> [EXERCISE REQUIREMENTS]:
What is the number of lines in the data holding the word "constructor"? Give that number by itself.

> [SOURCE RECORDS]:
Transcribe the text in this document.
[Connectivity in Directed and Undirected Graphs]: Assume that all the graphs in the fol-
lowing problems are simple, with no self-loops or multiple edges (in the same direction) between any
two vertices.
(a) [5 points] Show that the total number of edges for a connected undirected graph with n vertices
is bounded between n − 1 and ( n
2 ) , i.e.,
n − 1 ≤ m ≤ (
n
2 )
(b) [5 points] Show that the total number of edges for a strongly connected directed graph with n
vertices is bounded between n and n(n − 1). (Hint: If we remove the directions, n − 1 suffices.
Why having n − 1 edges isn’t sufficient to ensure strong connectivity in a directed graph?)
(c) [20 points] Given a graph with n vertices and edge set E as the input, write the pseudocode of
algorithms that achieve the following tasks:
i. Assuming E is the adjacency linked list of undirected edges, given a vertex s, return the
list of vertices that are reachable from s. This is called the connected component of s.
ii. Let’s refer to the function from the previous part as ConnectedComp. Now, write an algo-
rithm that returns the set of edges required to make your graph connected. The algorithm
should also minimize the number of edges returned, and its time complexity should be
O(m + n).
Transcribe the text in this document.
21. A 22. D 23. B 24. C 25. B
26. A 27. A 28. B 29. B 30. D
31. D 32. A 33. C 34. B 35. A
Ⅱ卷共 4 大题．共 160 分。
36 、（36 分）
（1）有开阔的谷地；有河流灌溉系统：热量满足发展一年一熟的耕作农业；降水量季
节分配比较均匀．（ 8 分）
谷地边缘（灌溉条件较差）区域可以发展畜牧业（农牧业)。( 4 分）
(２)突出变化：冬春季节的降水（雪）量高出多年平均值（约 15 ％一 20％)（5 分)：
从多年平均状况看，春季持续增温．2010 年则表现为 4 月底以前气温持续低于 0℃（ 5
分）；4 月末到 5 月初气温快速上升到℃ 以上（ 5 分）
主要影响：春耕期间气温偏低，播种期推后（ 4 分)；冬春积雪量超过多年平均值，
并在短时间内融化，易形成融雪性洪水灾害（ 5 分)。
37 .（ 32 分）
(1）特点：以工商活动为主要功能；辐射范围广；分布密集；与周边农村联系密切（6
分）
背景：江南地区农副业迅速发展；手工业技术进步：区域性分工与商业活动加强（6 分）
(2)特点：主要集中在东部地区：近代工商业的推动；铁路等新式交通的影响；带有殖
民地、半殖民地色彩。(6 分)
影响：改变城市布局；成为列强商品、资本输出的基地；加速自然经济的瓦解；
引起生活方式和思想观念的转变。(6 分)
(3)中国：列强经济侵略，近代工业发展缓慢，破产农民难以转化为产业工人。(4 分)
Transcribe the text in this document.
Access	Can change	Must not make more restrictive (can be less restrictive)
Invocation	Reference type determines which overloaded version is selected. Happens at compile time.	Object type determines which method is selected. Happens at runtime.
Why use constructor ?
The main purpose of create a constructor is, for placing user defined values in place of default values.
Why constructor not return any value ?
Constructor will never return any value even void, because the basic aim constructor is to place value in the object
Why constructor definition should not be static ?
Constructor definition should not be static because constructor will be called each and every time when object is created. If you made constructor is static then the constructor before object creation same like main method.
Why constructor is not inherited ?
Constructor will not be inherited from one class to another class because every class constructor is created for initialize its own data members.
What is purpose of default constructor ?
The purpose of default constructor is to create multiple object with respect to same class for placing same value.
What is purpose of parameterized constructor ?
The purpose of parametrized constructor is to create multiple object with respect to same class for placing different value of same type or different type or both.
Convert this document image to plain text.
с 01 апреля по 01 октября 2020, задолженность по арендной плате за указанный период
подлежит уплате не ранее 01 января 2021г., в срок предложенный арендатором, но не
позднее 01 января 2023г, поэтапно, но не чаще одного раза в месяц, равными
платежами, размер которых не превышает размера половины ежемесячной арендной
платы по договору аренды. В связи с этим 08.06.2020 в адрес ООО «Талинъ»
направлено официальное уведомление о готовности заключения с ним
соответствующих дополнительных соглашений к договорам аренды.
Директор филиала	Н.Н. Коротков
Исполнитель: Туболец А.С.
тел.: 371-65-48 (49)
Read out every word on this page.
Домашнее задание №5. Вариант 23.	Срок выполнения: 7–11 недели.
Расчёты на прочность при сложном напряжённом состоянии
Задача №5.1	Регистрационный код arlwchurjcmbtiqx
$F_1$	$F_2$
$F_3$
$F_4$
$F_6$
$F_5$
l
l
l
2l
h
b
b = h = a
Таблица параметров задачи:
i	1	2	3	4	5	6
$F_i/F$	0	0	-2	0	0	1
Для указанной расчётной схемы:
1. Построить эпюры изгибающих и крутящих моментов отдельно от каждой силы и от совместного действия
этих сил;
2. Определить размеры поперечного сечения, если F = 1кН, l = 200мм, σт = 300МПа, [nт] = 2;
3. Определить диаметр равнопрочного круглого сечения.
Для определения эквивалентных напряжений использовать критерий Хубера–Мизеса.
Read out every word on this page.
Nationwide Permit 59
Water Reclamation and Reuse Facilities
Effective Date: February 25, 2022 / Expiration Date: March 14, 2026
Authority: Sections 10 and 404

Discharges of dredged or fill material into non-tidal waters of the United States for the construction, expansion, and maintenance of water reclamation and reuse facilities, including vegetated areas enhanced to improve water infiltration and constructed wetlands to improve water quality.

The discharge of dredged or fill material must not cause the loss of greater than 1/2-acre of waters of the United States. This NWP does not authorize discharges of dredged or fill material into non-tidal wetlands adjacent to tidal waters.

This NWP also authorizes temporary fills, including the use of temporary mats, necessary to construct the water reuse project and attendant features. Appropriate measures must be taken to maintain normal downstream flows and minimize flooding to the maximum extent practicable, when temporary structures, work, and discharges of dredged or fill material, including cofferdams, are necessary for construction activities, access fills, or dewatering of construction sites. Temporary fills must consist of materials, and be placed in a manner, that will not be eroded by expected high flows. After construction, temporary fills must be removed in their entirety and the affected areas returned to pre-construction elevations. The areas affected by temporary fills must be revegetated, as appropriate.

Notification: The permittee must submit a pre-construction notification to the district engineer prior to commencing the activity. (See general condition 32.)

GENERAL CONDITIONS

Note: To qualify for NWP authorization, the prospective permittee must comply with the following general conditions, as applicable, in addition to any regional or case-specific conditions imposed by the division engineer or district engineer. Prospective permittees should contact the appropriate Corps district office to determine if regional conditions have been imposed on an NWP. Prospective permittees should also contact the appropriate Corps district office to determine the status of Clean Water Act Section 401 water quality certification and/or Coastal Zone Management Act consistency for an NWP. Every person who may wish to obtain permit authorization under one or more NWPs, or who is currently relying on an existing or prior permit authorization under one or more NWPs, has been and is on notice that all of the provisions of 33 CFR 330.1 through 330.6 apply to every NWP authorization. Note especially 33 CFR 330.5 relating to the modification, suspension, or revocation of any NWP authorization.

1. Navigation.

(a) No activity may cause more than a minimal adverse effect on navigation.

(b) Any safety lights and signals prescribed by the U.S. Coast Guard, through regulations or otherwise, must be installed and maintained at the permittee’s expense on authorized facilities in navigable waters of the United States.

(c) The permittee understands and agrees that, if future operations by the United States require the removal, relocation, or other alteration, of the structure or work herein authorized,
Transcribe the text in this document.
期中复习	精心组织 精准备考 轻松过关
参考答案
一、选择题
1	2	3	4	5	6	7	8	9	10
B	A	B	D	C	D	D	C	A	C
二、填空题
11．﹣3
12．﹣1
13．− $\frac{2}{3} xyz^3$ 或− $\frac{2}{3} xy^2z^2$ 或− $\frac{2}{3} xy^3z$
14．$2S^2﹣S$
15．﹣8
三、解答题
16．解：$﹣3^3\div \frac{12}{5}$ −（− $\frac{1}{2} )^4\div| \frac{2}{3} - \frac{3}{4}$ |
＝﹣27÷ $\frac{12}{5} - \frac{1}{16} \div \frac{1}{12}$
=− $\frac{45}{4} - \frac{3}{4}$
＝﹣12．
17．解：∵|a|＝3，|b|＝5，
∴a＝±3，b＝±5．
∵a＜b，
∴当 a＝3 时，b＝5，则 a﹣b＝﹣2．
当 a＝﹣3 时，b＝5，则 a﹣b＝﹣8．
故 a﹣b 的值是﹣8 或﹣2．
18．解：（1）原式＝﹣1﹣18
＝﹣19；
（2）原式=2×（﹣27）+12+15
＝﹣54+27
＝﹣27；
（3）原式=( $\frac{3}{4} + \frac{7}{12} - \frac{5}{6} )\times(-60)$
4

> [FULL RESPONSE]:
12